Task material:
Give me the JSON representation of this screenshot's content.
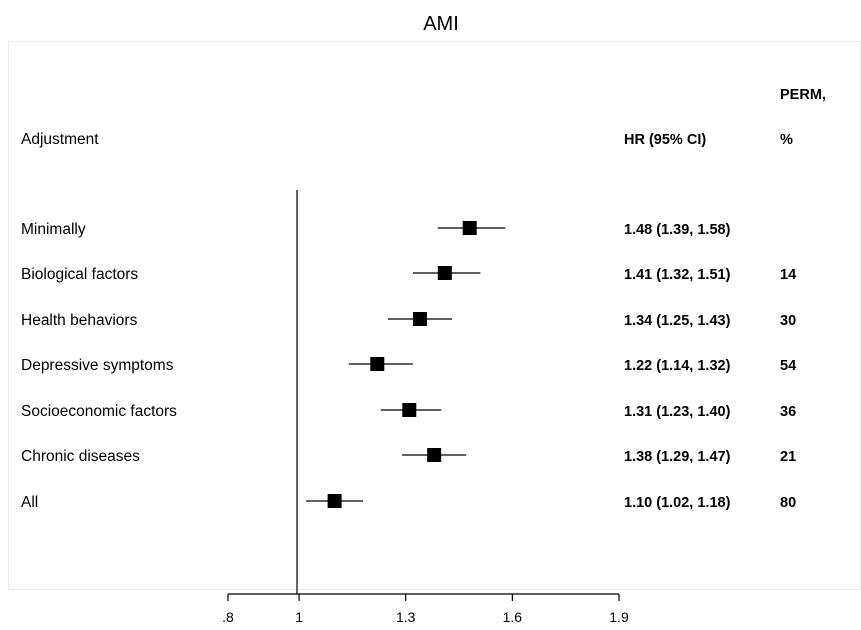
{
  "chart_data": {
    "type": "forest",
    "title": "AMI",
    "headers": {
      "adjustment": "Adjustment",
      "hr": "HR (95% CI)",
      "perm_line1": "PERM,",
      "perm_line2": "%"
    },
    "rows": [
      {
        "label": "Minimally",
        "hr": 1.48,
        "lo": 1.39,
        "hi": 1.58,
        "hr_text": "1.48 (1.39, 1.58)",
        "perm": ""
      },
      {
        "label": "Biological factors",
        "hr": 1.41,
        "lo": 1.32,
        "hi": 1.51,
        "hr_text": "1.41 (1.32, 1.51)",
        "perm": "14"
      },
      {
        "label": "Health behaviors",
        "hr": 1.34,
        "lo": 1.25,
        "hi": 1.43,
        "hr_text": "1.34 (1.25, 1.43)",
        "perm": "30"
      },
      {
        "label": "Depressive symptoms",
        "hr": 1.22,
        "lo": 1.14,
        "hi": 1.32,
        "hr_text": "1.22 (1.14, 1.32)",
        "perm": "54"
      },
      {
        "label": "Socioeconomic factors",
        "hr": 1.31,
        "lo": 1.23,
        "hi": 1.4,
        "hr_text": "1.31 (1.23, 1.40)",
        "perm": "36"
      },
      {
        "label": "Chronic diseases",
        "hr": 1.38,
        "lo": 1.29,
        "hi": 1.47,
        "hr_text": "1.38 (1.29, 1.47)",
        "perm": "21"
      },
      {
        "label": "All",
        "hr": 1.1,
        "lo": 1.02,
        "hi": 1.18,
        "hr_text": "1.10 (1.02, 1.18)",
        "perm": "80"
      }
    ],
    "x_ticks": [
      {
        "value": 0.8,
        "label": ".8"
      },
      {
        "value": 1.0,
        "label": "1"
      },
      {
        "value": 1.3,
        "label": "1.3"
      },
      {
        "value": 1.6,
        "label": "1.6"
      },
      {
        "value": 1.9,
        "label": "1.9"
      }
    ],
    "xlim": [
      0.8,
      1.9
    ],
    "reference_line": 1.0
  }
}
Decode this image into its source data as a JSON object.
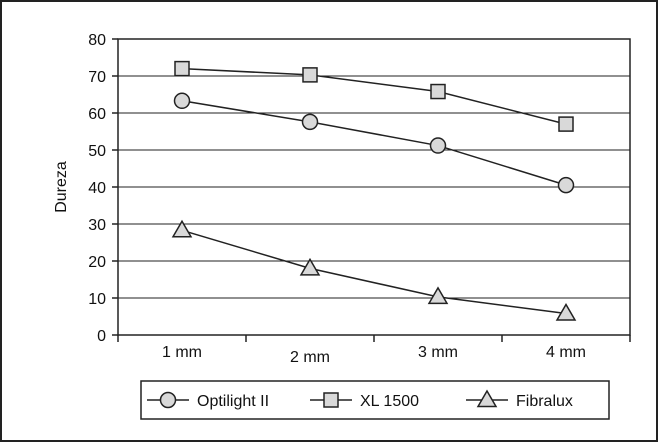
{
  "chart_data": {
    "type": "line",
    "title": "",
    "xlabel": "",
    "ylabel": "Dureza",
    "categories": [
      "1 mm",
      "2 mm",
      "3 mm",
      "4 mm"
    ],
    "ylim": [
      0,
      80
    ],
    "yticks": [
      0,
      10,
      20,
      30,
      40,
      50,
      60,
      70,
      80
    ],
    "grid": "horizontal",
    "legend_position": "bottom",
    "series": [
      {
        "name": "Optilight II",
        "marker": "circle",
        "values": [
          63.3,
          57.6,
          51.2,
          40.5
        ]
      },
      {
        "name": "XL 1500",
        "marker": "square",
        "values": [
          72,
          70.3,
          65.8,
          57
        ]
      },
      {
        "name": "Fibralux",
        "marker": "triangle",
        "values": [
          28.3,
          18,
          10.3,
          5.8
        ]
      }
    ],
    "colors": {
      "line": "#222222",
      "marker_fill": "#d9d9d9",
      "grid": "#222222"
    }
  }
}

Exercise:
Skip every picture and transcribe the data above exactly.

Completed task:
Give me the JSON representation of this screenshot's content.
{
  "chart_data": {
    "type": "forest",
    "title": "AMI",
    "headers": {
      "adjustment": "Adjustment",
      "hr": "HR (95% CI)",
      "perm_line1": "PERM,",
      "perm_line2": "%"
    },
    "rows": [
      {
        "label": "Minimally",
        "hr": 1.48,
        "lo": 1.39,
        "hi": 1.58,
        "hr_text": "1.48 (1.39, 1.58)",
        "perm": ""
      },
      {
        "label": "Biological factors",
        "hr": 1.41,
        "lo": 1.32,
        "hi": 1.51,
        "hr_text": "1.41 (1.32, 1.51)",
        "perm": "14"
      },
      {
        "label": "Health behaviors",
        "hr": 1.34,
        "lo": 1.25,
        "hi": 1.43,
        "hr_text": "1.34 (1.25, 1.43)",
        "perm": "30"
      },
      {
        "label": "Depressive symptoms",
        "hr": 1.22,
        "lo": 1.14,
        "hi": 1.32,
        "hr_text": "1.22 (1.14, 1.32)",
        "perm": "54"
      },
      {
        "label": "Socioeconomic factors",
        "hr": 1.31,
        "lo": 1.23,
        "hi": 1.4,
        "hr_text": "1.31 (1.23, 1.40)",
        "perm": "36"
      },
      {
        "label": "Chronic diseases",
        "hr": 1.38,
        "lo": 1.29,
        "hi": 1.47,
        "hr_text": "1.38 (1.29, 1.47)",
        "perm": "21"
      },
      {
        "label": "All",
        "hr": 1.1,
        "lo": 1.02,
        "hi": 1.18,
        "hr_text": "1.10 (1.02, 1.18)",
        "perm": "80"
      }
    ],
    "x_ticks": [
      {
        "value": 0.8,
        "label": ".8"
      },
      {
        "value": 1.0,
        "label": "1"
      },
      {
        "value": 1.3,
        "label": "1.3"
      },
      {
        "value": 1.6,
        "label": "1.6"
      },
      {
        "value": 1.9,
        "label": "1.9"
      }
    ],
    "xlim": [
      0.8,
      1.9
    ],
    "reference_line": 1.0
  }
}
Decode this image into its source data as a JSON object.
{
  "chart_data": {
    "type": "line",
    "title": "",
    "xlabel": "",
    "ylabel": "Dureza",
    "categories": [
      "1 mm",
      "2 mm",
      "3 mm",
      "4 mm"
    ],
    "ylim": [
      0,
      80
    ],
    "yticks": [
      0,
      10,
      20,
      30,
      40,
      50,
      60,
      70,
      80
    ],
    "grid": "horizontal",
    "legend_position": "bottom",
    "series": [
      {
        "name": "Optilight II",
        "marker": "circle",
        "values": [
          63.3,
          57.6,
          51.2,
          40.5
        ]
      },
      {
        "name": "XL 1500",
        "marker": "square",
        "values": [
          72,
          70.3,
          65.8,
          57
        ]
      },
      {
        "name": "Fibralux",
        "marker": "triangle",
        "values": [
          28.3,
          18,
          10.3,
          5.8
        ]
      }
    ],
    "colors": {
      "line": "#222222",
      "marker_fill": "#d9d9d9",
      "grid": "#222222"
    }
  }
}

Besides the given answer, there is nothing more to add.